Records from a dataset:
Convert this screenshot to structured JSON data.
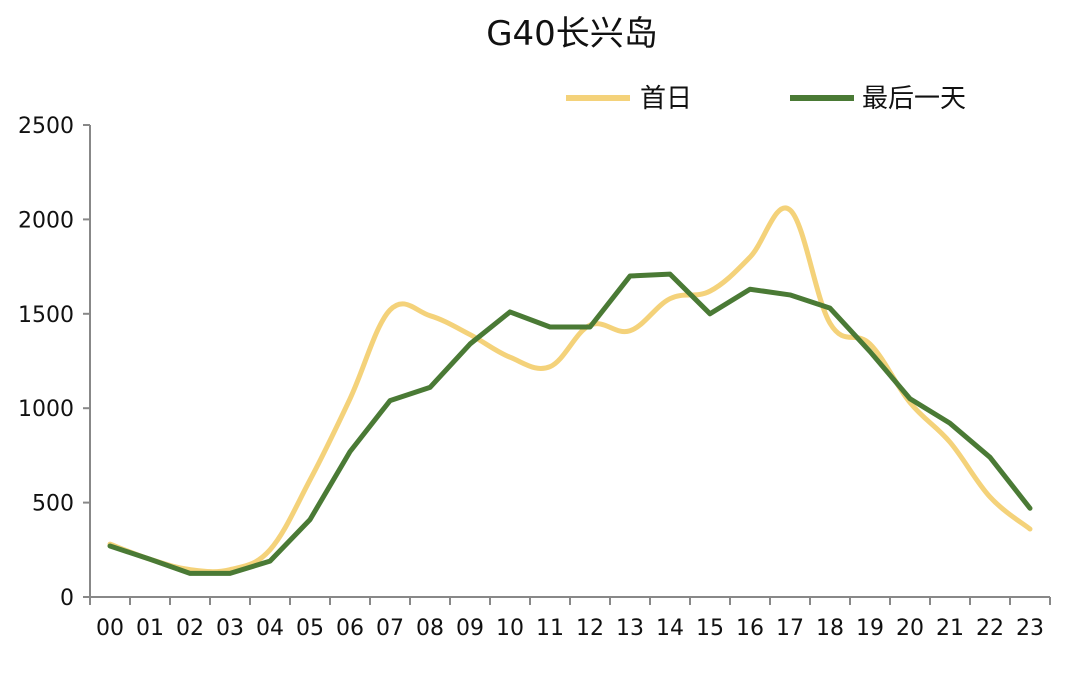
{
  "chart_data": {
    "type": "line",
    "title": "G40长兴岛",
    "xlabel": "",
    "ylabel": "",
    "categories": [
      "00",
      "01",
      "02",
      "03",
      "04",
      "05",
      "06",
      "07",
      "08",
      "09",
      "10",
      "11",
      "12",
      "13",
      "14",
      "15",
      "16",
      "17",
      "18",
      "19",
      "20",
      "21",
      "22",
      "23"
    ],
    "y_ticks": [
      "0",
      "500",
      "1000",
      "1500",
      "2000",
      "2500"
    ],
    "ylim": [
      0,
      2500
    ],
    "grid": false,
    "legend_position": "top-right",
    "series": [
      {
        "name": "首日",
        "color": "#F4D27A",
        "smooth": true,
        "values": [
          280,
          200,
          145,
          145,
          250,
          620,
          1050,
          1520,
          1490,
          1390,
          1270,
          1220,
          1440,
          1410,
          1580,
          1620,
          1800,
          2050,
          1450,
          1340,
          1030,
          820,
          530,
          360
        ]
      },
      {
        "name": "最后一天",
        "color": "#4A7A35",
        "smooth": false,
        "values": [
          270,
          200,
          125,
          125,
          190,
          410,
          770,
          1040,
          1110,
          1340,
          1510,
          1430,
          1430,
          1700,
          1710,
          1500,
          1630,
          1600,
          1530,
          1300,
          1050,
          920,
          740,
          470
        ]
      }
    ]
  }
}
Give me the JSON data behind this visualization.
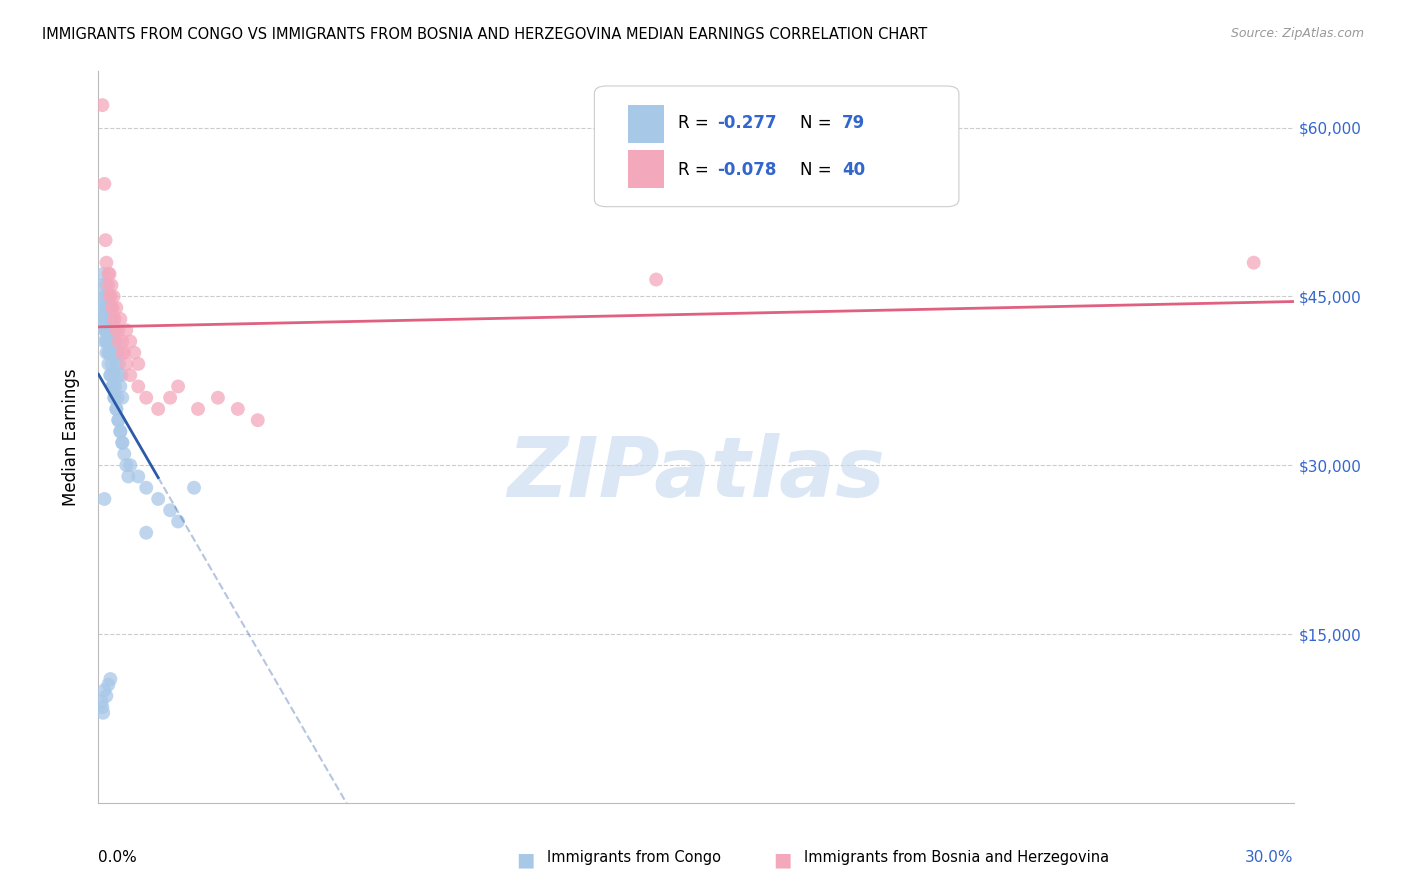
{
  "title": "IMMIGRANTS FROM CONGO VS IMMIGRANTS FROM BOSNIA AND HERZEGOVINA MEDIAN EARNINGS CORRELATION CHART",
  "source": "Source: ZipAtlas.com",
  "ylabel": "Median Earnings",
  "legend_r1": "R = -0.277",
  "legend_n1": "N = 79",
  "legend_r2": "R = -0.078",
  "legend_n2": "N = 40",
  "legend_label1": "Immigrants from Congo",
  "legend_label2": "Immigrants from Bosnia and Herzegovina",
  "color_blue": "#A8C8E8",
  "color_pink": "#F4A8BC",
  "color_blue_line": "#2B5BA8",
  "color_pink_line": "#E06080",
  "color_text_blue": "#3366CC",
  "grid_color": "#CCCCCC",
  "xlim": [
    0.0,
    0.3
  ],
  "ylim": [
    0,
    65000
  ],
  "watermark": "ZIPatlas",
  "congo_x": [
    0.0008,
    0.001,
    0.0012,
    0.0015,
    0.0018,
    0.002,
    0.0022,
    0.0025,
    0.0028,
    0.003,
    0.0012,
    0.0015,
    0.0018,
    0.002,
    0.0022,
    0.0025,
    0.0028,
    0.003,
    0.0033,
    0.0035,
    0.0038,
    0.004,
    0.0042,
    0.0045,
    0.0048,
    0.005,
    0.0052,
    0.0055,
    0.0058,
    0.006,
    0.0015,
    0.0018,
    0.002,
    0.0022,
    0.0025,
    0.0028,
    0.003,
    0.0033,
    0.0035,
    0.0038,
    0.004,
    0.0042,
    0.0045,
    0.0048,
    0.005,
    0.0055,
    0.006,
    0.0065,
    0.007,
    0.0075,
    0.001,
    0.0012,
    0.0015,
    0.0018,
    0.002,
    0.0025,
    0.003,
    0.0035,
    0.004,
    0.0045,
    0.005,
    0.0055,
    0.006,
    0.008,
    0.01,
    0.012,
    0.015,
    0.018,
    0.02,
    0.024,
    0.0008,
    0.001,
    0.0012,
    0.0015,
    0.002,
    0.0025,
    0.003,
    0.0015,
    0.012
  ],
  "congo_y": [
    44000,
    46000,
    43000,
    45000,
    42000,
    44000,
    41000,
    43000,
    40000,
    42000,
    47000,
    45000,
    46000,
    44000,
    45000,
    43000,
    42000,
    44000,
    41000,
    43000,
    42000,
    40000,
    41000,
    39000,
    40000,
    38000,
    39000,
    37000,
    38000,
    36000,
    41000,
    42000,
    40000,
    41000,
    39000,
    40000,
    38000,
    39000,
    37000,
    38000,
    36000,
    37000,
    35000,
    36000,
    34000,
    33000,
    32000,
    31000,
    30000,
    29000,
    43000,
    44000,
    42000,
    43000,
    41000,
    40000,
    38000,
    37000,
    36000,
    35000,
    34000,
    33000,
    32000,
    30000,
    29000,
    28000,
    27000,
    26000,
    25000,
    28000,
    9000,
    8500,
    8000,
    10000,
    9500,
    10500,
    11000,
    27000,
    24000
  ],
  "bosnia_x": [
    0.001,
    0.0015,
    0.0018,
    0.002,
    0.0025,
    0.0028,
    0.003,
    0.0033,
    0.0035,
    0.0038,
    0.004,
    0.0045,
    0.005,
    0.0055,
    0.006,
    0.0065,
    0.007,
    0.008,
    0.009,
    0.01,
    0.0025,
    0.003,
    0.0035,
    0.004,
    0.0045,
    0.005,
    0.006,
    0.007,
    0.008,
    0.01,
    0.012,
    0.015,
    0.018,
    0.02,
    0.025,
    0.03,
    0.035,
    0.04,
    0.14,
    0.29
  ],
  "bosnia_y": [
    62000,
    55000,
    50000,
    48000,
    46000,
    47000,
    45000,
    46000,
    44000,
    45000,
    43000,
    44000,
    42000,
    43000,
    41000,
    40000,
    42000,
    41000,
    40000,
    39000,
    47000,
    45000,
    44000,
    43000,
    42000,
    41000,
    40000,
    39000,
    38000,
    37000,
    36000,
    35000,
    36000,
    37000,
    35000,
    36000,
    35000,
    34000,
    46500,
    48000
  ]
}
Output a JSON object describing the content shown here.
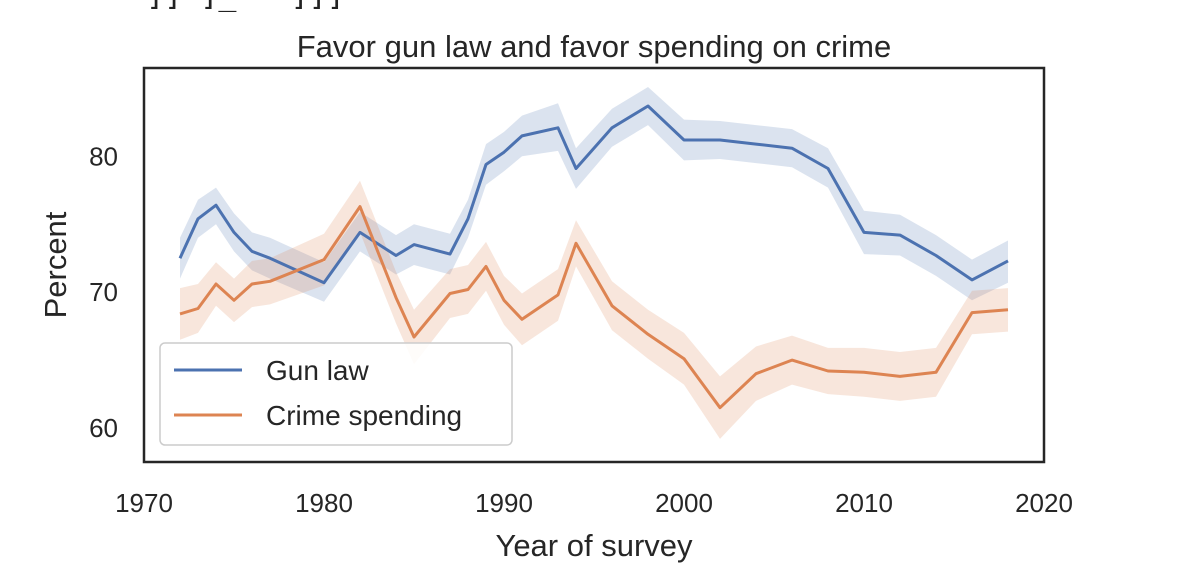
{
  "chart_data": {
    "type": "line",
    "title": "Favor gun law and favor spending on crime",
    "xlabel": "Year of survey",
    "ylabel": "Percent",
    "xlim": [
      1970,
      2020
    ],
    "ylim": [
      57.5,
      86.5
    ],
    "xticks": [
      1970,
      1980,
      1990,
      2000,
      2010,
      2020
    ],
    "yticks": [
      60,
      70,
      80
    ],
    "grid": false,
    "legend": "lower left",
    "series": [
      {
        "name": "Gun law",
        "color": "#4c72b0",
        "x": [
          1972,
          1973,
          1974,
          1975,
          1976,
          1977,
          1980,
          1982,
          1984,
          1985,
          1987,
          1988,
          1989,
          1990,
          1991,
          1993,
          1994,
          1996,
          1998,
          2000,
          2002,
          2004,
          2006,
          2008,
          2010,
          2012,
          2014,
          2016,
          2018
        ],
        "y": [
          72.5,
          75.4,
          76.4,
          74.4,
          73.0,
          72.5,
          70.7,
          74.4,
          72.7,
          73.5,
          72.8,
          75.4,
          79.4,
          80.3,
          81.5,
          82.1,
          79.1,
          82.1,
          83.7,
          81.2,
          81.2,
          80.9,
          80.6,
          79.1,
          74.4,
          74.2,
          72.7,
          70.9,
          72.3
        ],
        "low": [
          71.0,
          74.0,
          75.0,
          73.0,
          71.6,
          71.0,
          69.3,
          73.0,
          71.3,
          72.0,
          71.3,
          74.0,
          77.9,
          78.9,
          80.0,
          80.4,
          77.6,
          80.7,
          82.3,
          79.7,
          79.8,
          79.5,
          79.2,
          77.7,
          72.8,
          72.7,
          71.2,
          69.4,
          70.7
        ],
        "high": [
          74.0,
          76.8,
          77.7,
          75.8,
          74.4,
          74.0,
          72.2,
          75.9,
          74.2,
          75.0,
          74.3,
          76.8,
          80.9,
          81.8,
          83.0,
          83.9,
          80.6,
          83.5,
          85.1,
          82.7,
          82.6,
          82.3,
          82.0,
          80.6,
          76.0,
          75.7,
          74.2,
          72.4,
          73.8
        ]
      },
      {
        "name": "Crime spending",
        "color": "#dd8452",
        "x": [
          1972,
          1973,
          1974,
          1975,
          1976,
          1977,
          1980,
          1982,
          1984,
          1985,
          1987,
          1988,
          1989,
          1990,
          1991,
          1993,
          1994,
          1996,
          1998,
          2000,
          2002,
          2004,
          2006,
          2008,
          2010,
          2012,
          2014,
          2016,
          2018
        ],
        "y": [
          68.4,
          68.8,
          70.6,
          69.4,
          70.6,
          70.8,
          72.4,
          76.3,
          69.6,
          66.7,
          69.9,
          70.2,
          71.9,
          69.4,
          68.0,
          69.8,
          73.6,
          69.0,
          66.9,
          65.1,
          61.5,
          64.0,
          65.0,
          64.2,
          64.1,
          63.8,
          64.1,
          68.5,
          68.7
        ],
        "low": [
          66.5,
          67.0,
          69.0,
          67.8,
          68.9,
          69.1,
          70.5,
          74.4,
          67.7,
          64.7,
          68.1,
          68.4,
          70.1,
          67.6,
          66.1,
          67.9,
          71.9,
          67.2,
          65.1,
          63.2,
          59.2,
          62.0,
          63.2,
          62.5,
          62.3,
          62.0,
          62.3,
          66.9,
          67.1
        ],
        "high": [
          70.3,
          70.6,
          72.2,
          71.0,
          72.3,
          72.5,
          74.3,
          78.2,
          71.5,
          68.7,
          71.7,
          72.0,
          73.7,
          71.2,
          69.9,
          71.7,
          75.3,
          70.8,
          68.7,
          67.0,
          63.8,
          66.0,
          66.8,
          65.9,
          65.9,
          65.6,
          65.9,
          70.1,
          70.3
        ]
      }
    ]
  }
}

• INSTRUCTIONS TO FOLLOW: Give a single number: the count of lines above that include the word "JSON".

• RESULT FOR THIS TASK: 3